▸ TASK DETAILS
Locate each line holding the string "uTest" and copy it.

Data items:
[Begin]

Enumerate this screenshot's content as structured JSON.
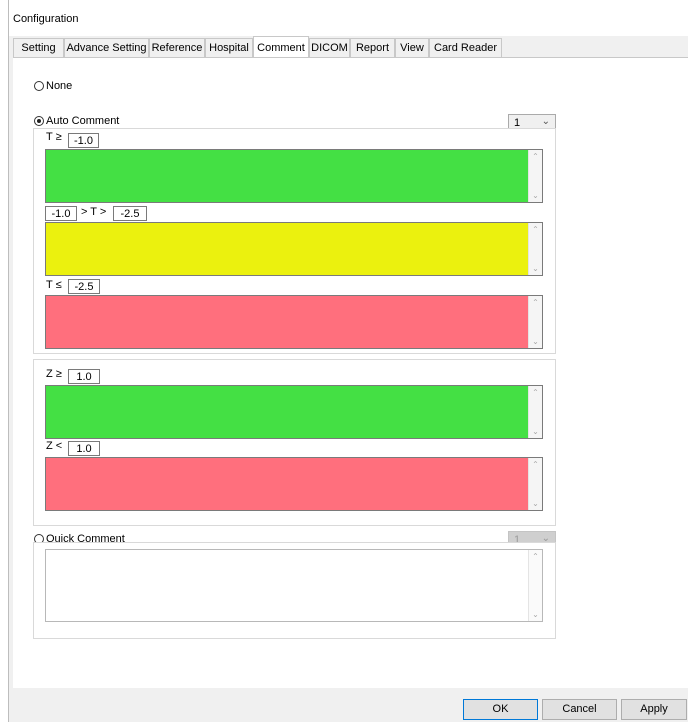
{
  "window": {
    "title": "Configuration"
  },
  "tabs": [
    {
      "label": "Setting"
    },
    {
      "label": "Advance Setting"
    },
    {
      "label": "Reference"
    },
    {
      "label": "Hospital"
    },
    {
      "label": "Comment",
      "active": true
    },
    {
      "label": "DICOM"
    },
    {
      "label": "Report"
    },
    {
      "label": "View"
    },
    {
      "label": "Card Reader"
    }
  ],
  "comment": {
    "none_label": "None",
    "auto_label": "Auto Comment",
    "auto_select": "1",
    "selected": "auto",
    "t_ge_label": "T ≥",
    "t_ge_value": "-1.0",
    "t_mid_low_value": "-1.0",
    "t_mid_label": "> T >",
    "t_mid_high_value": "-2.5",
    "t_le_label": "T ≤",
    "t_le_value": "-2.5",
    "z_ge_label": "Z ≥",
    "z_ge_value": "1.0",
    "z_lt_label": "Z <",
    "z_lt_value": "1.0",
    "quick_label": "Quick Comment",
    "quick_select": "1"
  },
  "colors": {
    "green": "#44e044",
    "yellow": "#ebf10e",
    "red": "#ff6f7d"
  },
  "buttons": {
    "ok": "OK",
    "cancel": "Cancel",
    "apply": "Apply"
  }
}
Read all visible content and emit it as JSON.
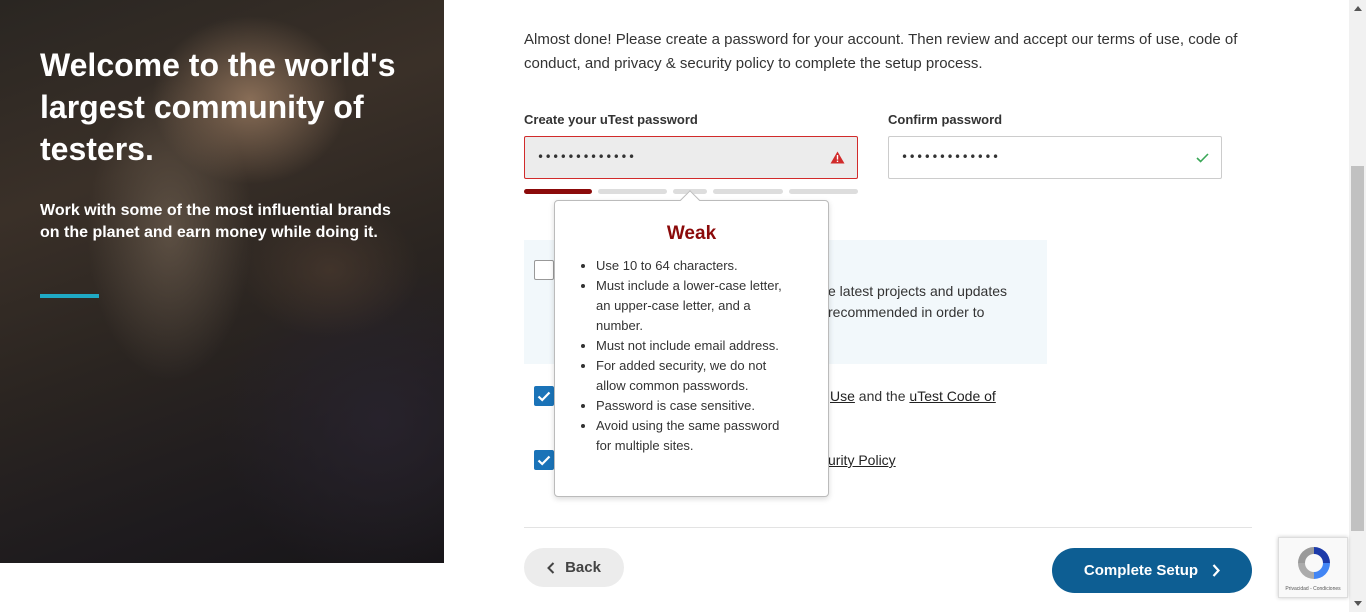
{
  "hero": {
    "title": "Welcome to the world's largest community of testers.",
    "subtitle": "Work with some of the most influential brands on the planet and earn money while doing it."
  },
  "intro": "Almost done! Please create a password for your account. Then review and accept our terms of use, code of conduct, and privacy & security policy to complete the setup process.",
  "password": {
    "label": "Create your uTest password",
    "value": "•••••••••••••",
    "status_icon": "warning-triangle-icon",
    "strength_segments": 5,
    "strength_filled": 1
  },
  "confirm": {
    "label": "Confirm password",
    "value": "•••••••••••••",
    "status_icon": "checkmark-icon"
  },
  "tooltip": {
    "title": "Weak",
    "rules": [
      "Use 10 to 64 characters.",
      "Must include a lower-case letter, an upper-case letter, and a number.",
      "Must not include email address.",
      "For added security, we do not allow common passwords.",
      "Password is case sensitive.",
      "Avoid using the same password for multiple sites."
    ]
  },
  "consent": {
    "visible_text": "e latest projects and updates recommended in order to",
    "checked": false
  },
  "terms": {
    "line1_link1": "Use",
    "line1_and": " and the ",
    "line1_link2": "uTest Code of",
    "line2_link": "urity Policy",
    "checked": true
  },
  "buttons": {
    "back": "Back",
    "complete": "Complete Setup"
  },
  "recaptcha": {
    "footer": "Privacidad - Condiciones"
  },
  "colors": {
    "accent": "#1fa9c4",
    "primary_button": "#0d5e93",
    "weak": "#8b0a0a",
    "checkbox": "#1a73b8"
  }
}
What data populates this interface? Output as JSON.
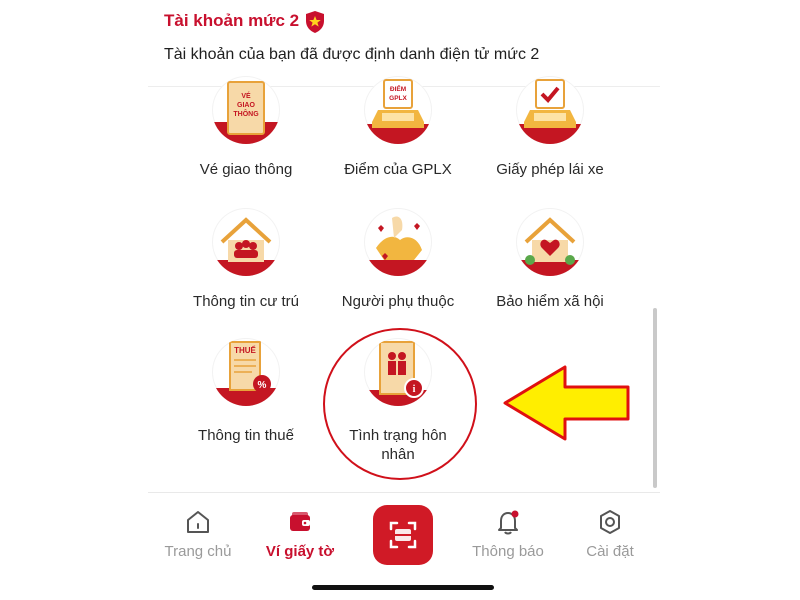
{
  "account": {
    "title": "Tài khoản mức 2",
    "description": "Tài khoản của bạn đã được định danh điện tử mức 2"
  },
  "services": [
    {
      "label": "Vé giao thông",
      "icon_text": [
        "VÉ",
        "GIAO",
        "THÔNG"
      ]
    },
    {
      "label": "Điểm của GPLX",
      "icon_text": [
        "ĐIỂM",
        "GPLX"
      ]
    },
    {
      "label": "Giấy phép lái xe"
    },
    {
      "label": "Thông tin cư trú"
    },
    {
      "label": "Người phụ thuộc"
    },
    {
      "label": "Bảo hiểm xã hội"
    },
    {
      "label": "Thông tin thuế",
      "icon_text": [
        "THUẾ"
      ]
    },
    {
      "label_line1": "Tình trạng hôn",
      "label_line2": "nhân"
    }
  ],
  "tabs": [
    {
      "label": "Trang chủ",
      "icon": "home-icon"
    },
    {
      "label": "Ví giấy tờ",
      "icon": "wallet-icon",
      "active": true
    },
    {
      "label": "",
      "icon": "scan-icon"
    },
    {
      "label": "Thông báo",
      "icon": "bell-icon"
    },
    {
      "label": "Cài đặt",
      "icon": "settings-icon"
    }
  ],
  "colors": {
    "brand_red": "#c8102e",
    "highlight_arrow": "#ffee00",
    "inactive_tab": "#9a9a9a"
  }
}
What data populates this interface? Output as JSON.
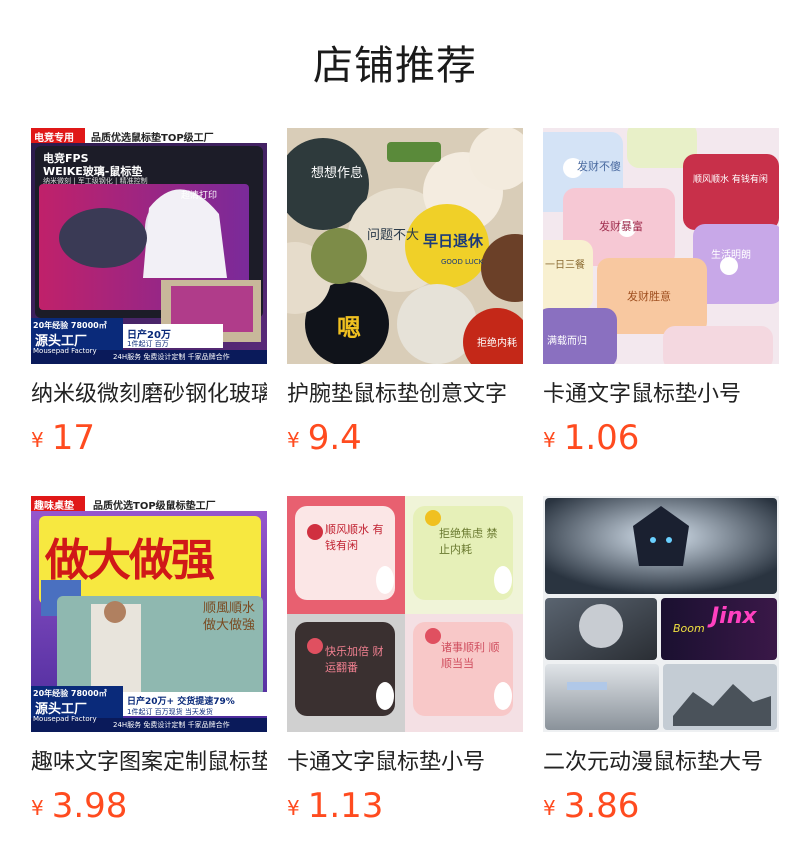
{
  "section_title": "店铺推荐",
  "currency_symbol": "¥",
  "products": [
    {
      "name": "纳米级微刻磨砂钢化玻璃鼠标垫",
      "price": "17",
      "image": {
        "top_tag": "电竞专用",
        "top_banner": "品质优选鼠标垫TOP级工厂",
        "headline_1": "电竞FPS",
        "headline_2": "WEIKE玻璃-鼠标垫",
        "features": "纳米微刻 | 军工级钢化 | 精准控制",
        "callout": "超清打印",
        "badge_years": "20年经验  78000㎡",
        "badge_factory": "源头工厂",
        "badge_en": "Mousepad Factory",
        "stat_daily": "日产20万",
        "stat_moq": "1件起订  百万",
        "footer": "24H服务  免费设计定制  千家品牌合作"
      }
    },
    {
      "name": "护腕垫鼠标垫创意文字",
      "price": "9.4",
      "image": {
        "text_1": "想想作息",
        "text_2": "问题不大",
        "text_3": "早日退休",
        "text_4": "嗯",
        "text_5": "GOOD LUCK",
        "text_6": "拒绝内耗"
      }
    },
    {
      "name": "卡通文字鼠标垫小号",
      "price": "1.06",
      "image": {
        "text_1": "发财不傻",
        "text_2": "顺风顺水 有钱有闲",
        "text_3": "发财暴富",
        "text_4": "一日三餐",
        "text_5": "生活明朗",
        "text_6": "发财胜意",
        "text_7": "满载而归"
      }
    },
    {
      "name": "趣味文字图案定制鼠标垫",
      "price": "3.98",
      "image": {
        "top_tag": "趣味桌垫",
        "top_banner": "品质优选TOP级鼠标垫工厂",
        "headline": "做大做强",
        "side_text": "顺風順水 做大做強",
        "badge_years": "20年经验  78000㎡",
        "badge_factory": "源头工厂",
        "badge_en": "Mousepad Factory",
        "stat_daily": "日产20万+  交货提速79%",
        "stat_moq": "1件起订  百万现货  当天发货",
        "footer": "24H服务  免费设计定制  千家品牌合作"
      }
    },
    {
      "name": "卡通文字鼠标垫小号",
      "price": "1.13",
      "image": {
        "text_1": "顺风顺水 有钱有闲",
        "text_2": "拒绝焦虑 禁止内耗",
        "text_3": "快乐加倍 财运翻番",
        "text_4": "诸事顺利 顺顺当当"
      }
    },
    {
      "name": "二次元动漫鼠标垫大号",
      "price": "3.86",
      "image": {
        "text_1": "Jinx",
        "text_2": "Boom"
      }
    }
  ],
  "colors": {
    "price": "#ff4b1f",
    "title": "#1a1a1a",
    "text": "#222222"
  }
}
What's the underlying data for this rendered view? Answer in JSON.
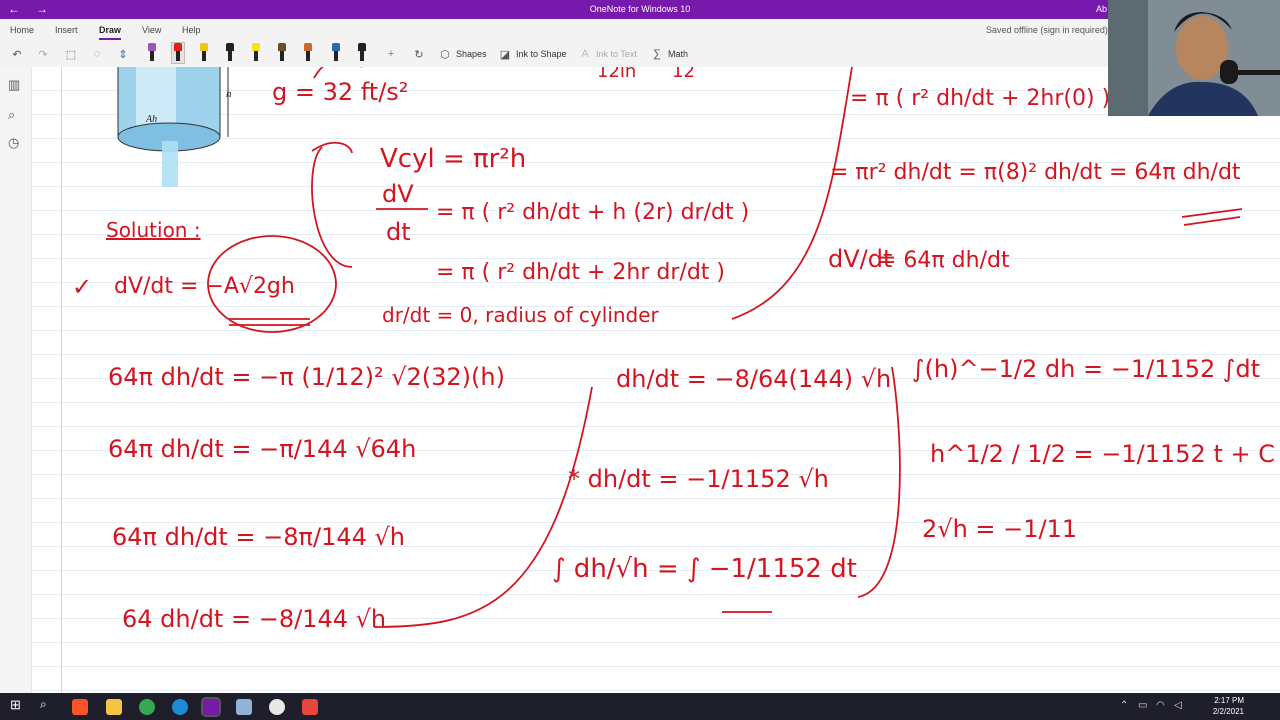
{
  "window": {
    "title": "OneNote for Windows 10",
    "user_initial": "Ab",
    "back_icon": "back-arrow-icon",
    "forward_icon": "forward-arrow-icon"
  },
  "menu": {
    "tabs": [
      "Home",
      "Insert",
      "Draw",
      "View",
      "Help"
    ],
    "active_tab": "Draw",
    "status": "Saved offline (sign in required)"
  },
  "toolbar": {
    "shapes": "Shapes",
    "ink_to_shape": "Ink to Shape",
    "ink_to_text": "Ink to Text",
    "math": "Math",
    "pen_colors": [
      "#9b59b6",
      "#e02020",
      "#f2c511",
      "#222222",
      "#f2e611",
      "#6b4f2a",
      "#c46a2d",
      "#2b6cb0",
      "#222222"
    ],
    "selected_pen": 1
  },
  "notes": {
    "ink_color": "#d4151f",
    "g_eq": "g = 32 ft/s²",
    "top_frag1": "12in",
    "top_frag2": "12",
    "solution": "Solution :",
    "dvdt": "dV/dt = −A√2gh",
    "vcyl": "Vcyl = πr²h",
    "dv_line1_lhs": "dV",
    "dv_line1_den": "dt",
    "dv_line1_rhs": "= π ( r² dh/dt + h (2r) dr/dt )",
    "dv_line2": "= π ( r² dh/dt + 2hr dr/dt )",
    "drdt": "dr/dt = 0, radius of cylinder",
    "r_top": "= π ( r² dh/dt + 2hr(0) )",
    "r_dv1": "= πr² dh/dt = π(8)² dh/dt = 64π dh/dt",
    "r_dv2": "= 64π dh/dt",
    "l1": "64π dh/dt = −π (1/12)² √2(32)(h)",
    "l2": "64π dh/dt = −π/144 √64h",
    "l3": "64π dh/dt = −8π/144 √h",
    "l4": "64 dh/dt = −8/144 √h",
    "m1": "dh/dt = −8/64(144) √h",
    "m2": "* dh/dt = −1/1152 √h",
    "m3": "∫ dh/√h = ∫ −1/1152 dt",
    "r1": "∫(h)^−1/2 dh = −1/1152 ∫dt",
    "r2": "h^1/2 / 1/2 = −1/1152 t + C",
    "r3": "2√h = −1/11"
  },
  "taskbar": {
    "time": "2:17 PM",
    "date": "2/2/2021"
  }
}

[End]

▸ SOLUTION
    "label": "Create your uTest password",
    "line1_link2": "uTest Code of",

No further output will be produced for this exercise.